* Stated exercise: Which lines in the records below contain the word "this"? Copy each one out.

Dataset items:
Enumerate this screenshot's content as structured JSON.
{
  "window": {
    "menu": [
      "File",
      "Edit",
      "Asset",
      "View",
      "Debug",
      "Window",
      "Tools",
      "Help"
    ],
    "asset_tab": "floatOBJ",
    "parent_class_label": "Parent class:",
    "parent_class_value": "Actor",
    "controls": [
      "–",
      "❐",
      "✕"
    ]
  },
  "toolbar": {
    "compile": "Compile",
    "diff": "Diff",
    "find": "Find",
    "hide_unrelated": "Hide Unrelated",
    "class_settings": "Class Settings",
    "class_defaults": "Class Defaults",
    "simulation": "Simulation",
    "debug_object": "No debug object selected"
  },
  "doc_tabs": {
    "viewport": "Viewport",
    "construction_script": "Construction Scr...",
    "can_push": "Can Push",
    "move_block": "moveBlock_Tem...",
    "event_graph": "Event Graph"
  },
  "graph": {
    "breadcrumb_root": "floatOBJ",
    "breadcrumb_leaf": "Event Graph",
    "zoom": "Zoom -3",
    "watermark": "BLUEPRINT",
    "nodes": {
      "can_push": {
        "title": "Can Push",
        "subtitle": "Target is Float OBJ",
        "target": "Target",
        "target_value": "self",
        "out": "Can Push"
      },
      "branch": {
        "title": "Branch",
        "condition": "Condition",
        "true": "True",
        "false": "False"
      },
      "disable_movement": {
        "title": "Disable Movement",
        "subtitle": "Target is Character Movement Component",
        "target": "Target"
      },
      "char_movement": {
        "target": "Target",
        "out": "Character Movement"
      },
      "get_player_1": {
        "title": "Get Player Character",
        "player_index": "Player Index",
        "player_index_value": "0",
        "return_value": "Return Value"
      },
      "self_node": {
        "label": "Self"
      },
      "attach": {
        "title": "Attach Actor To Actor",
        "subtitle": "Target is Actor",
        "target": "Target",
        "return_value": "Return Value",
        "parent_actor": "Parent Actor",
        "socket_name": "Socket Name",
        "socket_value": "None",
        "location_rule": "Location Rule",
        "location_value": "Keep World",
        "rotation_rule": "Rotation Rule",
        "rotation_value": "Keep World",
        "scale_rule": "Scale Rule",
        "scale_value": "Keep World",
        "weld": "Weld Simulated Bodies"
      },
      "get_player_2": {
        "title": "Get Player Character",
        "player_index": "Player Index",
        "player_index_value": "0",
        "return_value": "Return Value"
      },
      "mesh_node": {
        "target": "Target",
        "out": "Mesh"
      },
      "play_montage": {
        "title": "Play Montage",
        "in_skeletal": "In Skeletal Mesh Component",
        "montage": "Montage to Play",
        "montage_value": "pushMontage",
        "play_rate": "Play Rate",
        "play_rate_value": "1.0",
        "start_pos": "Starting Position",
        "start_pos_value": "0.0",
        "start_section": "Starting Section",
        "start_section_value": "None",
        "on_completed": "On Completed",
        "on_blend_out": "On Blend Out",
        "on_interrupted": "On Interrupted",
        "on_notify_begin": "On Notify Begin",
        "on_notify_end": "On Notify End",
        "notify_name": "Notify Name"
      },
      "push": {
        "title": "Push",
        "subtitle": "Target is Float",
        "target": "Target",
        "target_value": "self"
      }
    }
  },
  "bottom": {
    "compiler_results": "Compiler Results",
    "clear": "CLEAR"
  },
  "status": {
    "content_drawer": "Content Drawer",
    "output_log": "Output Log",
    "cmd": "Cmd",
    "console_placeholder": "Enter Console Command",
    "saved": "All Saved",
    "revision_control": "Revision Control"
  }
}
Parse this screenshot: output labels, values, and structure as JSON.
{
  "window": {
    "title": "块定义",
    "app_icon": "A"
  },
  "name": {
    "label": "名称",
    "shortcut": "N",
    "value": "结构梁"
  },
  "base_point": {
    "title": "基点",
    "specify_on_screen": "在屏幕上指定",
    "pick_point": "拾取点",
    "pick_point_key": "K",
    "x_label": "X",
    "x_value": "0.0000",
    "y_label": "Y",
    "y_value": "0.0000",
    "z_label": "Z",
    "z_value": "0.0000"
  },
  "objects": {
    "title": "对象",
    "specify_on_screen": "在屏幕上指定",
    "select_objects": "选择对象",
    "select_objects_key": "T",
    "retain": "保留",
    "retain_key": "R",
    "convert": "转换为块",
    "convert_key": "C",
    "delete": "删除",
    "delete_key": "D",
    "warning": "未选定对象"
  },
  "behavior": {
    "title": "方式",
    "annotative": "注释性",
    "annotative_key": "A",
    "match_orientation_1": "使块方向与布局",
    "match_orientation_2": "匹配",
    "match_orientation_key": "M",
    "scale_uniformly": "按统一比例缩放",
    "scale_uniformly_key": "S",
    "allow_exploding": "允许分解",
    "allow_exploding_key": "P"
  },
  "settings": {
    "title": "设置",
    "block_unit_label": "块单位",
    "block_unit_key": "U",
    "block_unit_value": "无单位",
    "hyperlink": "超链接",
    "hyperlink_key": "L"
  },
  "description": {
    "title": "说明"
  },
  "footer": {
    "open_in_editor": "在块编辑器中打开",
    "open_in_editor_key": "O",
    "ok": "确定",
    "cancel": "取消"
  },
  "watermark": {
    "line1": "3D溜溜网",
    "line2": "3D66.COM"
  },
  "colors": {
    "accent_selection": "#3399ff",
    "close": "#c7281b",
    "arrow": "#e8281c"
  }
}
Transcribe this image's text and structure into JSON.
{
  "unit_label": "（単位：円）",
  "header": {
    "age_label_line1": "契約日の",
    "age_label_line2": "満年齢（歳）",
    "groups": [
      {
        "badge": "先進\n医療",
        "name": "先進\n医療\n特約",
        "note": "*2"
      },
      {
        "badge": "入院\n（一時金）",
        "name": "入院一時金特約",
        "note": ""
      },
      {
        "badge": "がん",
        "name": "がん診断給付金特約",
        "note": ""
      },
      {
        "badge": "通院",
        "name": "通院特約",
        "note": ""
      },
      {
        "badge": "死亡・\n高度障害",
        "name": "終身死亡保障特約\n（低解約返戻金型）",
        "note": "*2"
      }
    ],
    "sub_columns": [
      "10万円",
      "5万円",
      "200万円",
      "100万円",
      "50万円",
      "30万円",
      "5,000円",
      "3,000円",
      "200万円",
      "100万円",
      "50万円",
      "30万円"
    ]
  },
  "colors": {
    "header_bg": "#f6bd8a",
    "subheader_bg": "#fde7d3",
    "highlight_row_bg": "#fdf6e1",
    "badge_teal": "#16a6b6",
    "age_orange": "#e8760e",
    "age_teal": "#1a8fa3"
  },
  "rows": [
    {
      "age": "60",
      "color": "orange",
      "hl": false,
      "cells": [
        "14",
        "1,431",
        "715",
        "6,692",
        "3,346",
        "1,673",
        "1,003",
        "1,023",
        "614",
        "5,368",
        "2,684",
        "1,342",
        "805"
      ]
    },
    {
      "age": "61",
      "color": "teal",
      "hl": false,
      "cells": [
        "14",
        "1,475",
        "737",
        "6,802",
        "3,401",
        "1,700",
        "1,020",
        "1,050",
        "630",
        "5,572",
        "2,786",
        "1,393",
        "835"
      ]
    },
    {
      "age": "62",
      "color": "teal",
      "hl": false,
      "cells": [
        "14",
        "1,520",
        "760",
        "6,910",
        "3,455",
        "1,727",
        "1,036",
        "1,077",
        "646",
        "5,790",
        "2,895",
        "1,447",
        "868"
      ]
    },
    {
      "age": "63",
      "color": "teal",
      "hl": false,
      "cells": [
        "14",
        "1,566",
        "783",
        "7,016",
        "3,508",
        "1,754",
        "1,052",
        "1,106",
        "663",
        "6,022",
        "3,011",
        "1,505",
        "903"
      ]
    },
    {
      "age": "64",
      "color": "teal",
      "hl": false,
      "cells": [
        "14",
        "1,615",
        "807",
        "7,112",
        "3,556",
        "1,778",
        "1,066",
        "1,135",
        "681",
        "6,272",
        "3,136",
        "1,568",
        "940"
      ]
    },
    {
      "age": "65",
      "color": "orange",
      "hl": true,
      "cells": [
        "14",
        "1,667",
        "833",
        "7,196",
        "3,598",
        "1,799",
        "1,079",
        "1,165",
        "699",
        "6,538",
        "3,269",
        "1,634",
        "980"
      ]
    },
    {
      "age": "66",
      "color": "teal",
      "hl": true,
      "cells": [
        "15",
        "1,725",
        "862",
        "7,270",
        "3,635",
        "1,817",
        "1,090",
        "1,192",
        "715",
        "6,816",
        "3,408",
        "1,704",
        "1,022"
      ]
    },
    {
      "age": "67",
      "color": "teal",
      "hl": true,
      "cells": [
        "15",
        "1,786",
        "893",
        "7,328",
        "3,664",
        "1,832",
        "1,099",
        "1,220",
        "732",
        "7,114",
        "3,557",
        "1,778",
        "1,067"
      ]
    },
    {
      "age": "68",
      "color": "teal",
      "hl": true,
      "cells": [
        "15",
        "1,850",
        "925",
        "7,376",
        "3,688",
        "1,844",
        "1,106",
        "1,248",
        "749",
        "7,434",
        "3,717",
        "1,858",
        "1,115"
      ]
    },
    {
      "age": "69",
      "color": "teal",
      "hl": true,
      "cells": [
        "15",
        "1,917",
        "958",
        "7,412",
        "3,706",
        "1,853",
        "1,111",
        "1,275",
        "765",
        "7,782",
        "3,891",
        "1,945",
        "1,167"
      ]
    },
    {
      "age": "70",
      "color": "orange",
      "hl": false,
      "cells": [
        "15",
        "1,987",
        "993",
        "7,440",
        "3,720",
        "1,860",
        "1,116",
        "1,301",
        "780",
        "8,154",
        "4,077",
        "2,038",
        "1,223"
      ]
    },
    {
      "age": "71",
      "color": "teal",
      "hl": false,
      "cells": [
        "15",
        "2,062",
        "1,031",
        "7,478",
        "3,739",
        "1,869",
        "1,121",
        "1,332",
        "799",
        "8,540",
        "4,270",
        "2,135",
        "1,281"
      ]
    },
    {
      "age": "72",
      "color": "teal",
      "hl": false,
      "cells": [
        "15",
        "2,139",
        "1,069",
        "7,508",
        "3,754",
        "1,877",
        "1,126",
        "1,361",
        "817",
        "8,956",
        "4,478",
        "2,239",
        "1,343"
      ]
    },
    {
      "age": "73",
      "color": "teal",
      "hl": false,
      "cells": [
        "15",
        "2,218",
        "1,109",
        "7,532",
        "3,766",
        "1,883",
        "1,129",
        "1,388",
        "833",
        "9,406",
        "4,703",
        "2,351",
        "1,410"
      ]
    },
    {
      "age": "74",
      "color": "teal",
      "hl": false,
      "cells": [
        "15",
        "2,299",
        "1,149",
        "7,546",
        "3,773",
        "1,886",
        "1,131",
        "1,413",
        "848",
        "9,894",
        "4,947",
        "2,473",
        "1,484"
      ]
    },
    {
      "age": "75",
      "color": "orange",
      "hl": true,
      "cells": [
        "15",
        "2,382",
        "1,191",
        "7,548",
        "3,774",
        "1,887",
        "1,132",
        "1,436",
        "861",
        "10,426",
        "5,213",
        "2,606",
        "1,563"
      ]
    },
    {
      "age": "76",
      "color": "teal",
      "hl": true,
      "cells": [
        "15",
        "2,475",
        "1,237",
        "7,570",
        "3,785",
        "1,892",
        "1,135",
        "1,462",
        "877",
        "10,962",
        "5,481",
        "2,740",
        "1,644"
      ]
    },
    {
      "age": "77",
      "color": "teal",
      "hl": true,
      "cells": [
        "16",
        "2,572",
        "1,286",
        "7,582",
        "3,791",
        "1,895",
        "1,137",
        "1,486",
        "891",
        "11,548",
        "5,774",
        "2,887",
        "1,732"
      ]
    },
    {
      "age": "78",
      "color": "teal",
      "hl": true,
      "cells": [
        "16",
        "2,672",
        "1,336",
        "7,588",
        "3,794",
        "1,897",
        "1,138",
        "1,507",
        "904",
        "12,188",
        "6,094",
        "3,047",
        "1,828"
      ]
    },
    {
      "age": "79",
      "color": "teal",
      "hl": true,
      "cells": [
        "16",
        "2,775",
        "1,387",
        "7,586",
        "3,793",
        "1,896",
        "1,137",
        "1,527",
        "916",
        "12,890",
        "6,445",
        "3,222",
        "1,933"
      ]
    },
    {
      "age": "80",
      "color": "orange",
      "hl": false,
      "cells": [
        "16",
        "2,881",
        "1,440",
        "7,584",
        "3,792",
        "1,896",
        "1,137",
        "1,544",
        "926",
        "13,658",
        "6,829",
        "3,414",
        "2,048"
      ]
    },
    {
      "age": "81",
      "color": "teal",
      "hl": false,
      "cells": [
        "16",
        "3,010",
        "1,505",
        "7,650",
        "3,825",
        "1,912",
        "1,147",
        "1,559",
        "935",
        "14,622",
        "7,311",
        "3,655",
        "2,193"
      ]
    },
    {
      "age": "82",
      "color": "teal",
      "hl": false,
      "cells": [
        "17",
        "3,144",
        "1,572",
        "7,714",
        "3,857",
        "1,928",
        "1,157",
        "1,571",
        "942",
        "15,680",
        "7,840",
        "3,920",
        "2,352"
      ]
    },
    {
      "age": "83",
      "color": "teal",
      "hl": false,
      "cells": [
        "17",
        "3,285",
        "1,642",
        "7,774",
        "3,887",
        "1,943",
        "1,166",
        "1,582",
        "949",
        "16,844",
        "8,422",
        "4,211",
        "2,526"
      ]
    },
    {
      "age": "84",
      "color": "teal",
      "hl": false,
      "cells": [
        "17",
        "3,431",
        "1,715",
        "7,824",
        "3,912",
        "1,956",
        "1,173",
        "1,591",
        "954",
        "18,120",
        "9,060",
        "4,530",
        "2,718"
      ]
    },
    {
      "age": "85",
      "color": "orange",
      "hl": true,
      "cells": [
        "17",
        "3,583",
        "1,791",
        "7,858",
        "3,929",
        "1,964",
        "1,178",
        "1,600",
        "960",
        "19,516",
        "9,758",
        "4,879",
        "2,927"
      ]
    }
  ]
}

* Result of the task:
Enumerate this screenshot's content as structured JSON.
Parse this screenshot: output labels, values, and structure as JSON.
Transcribe this image's text and structure into JSON.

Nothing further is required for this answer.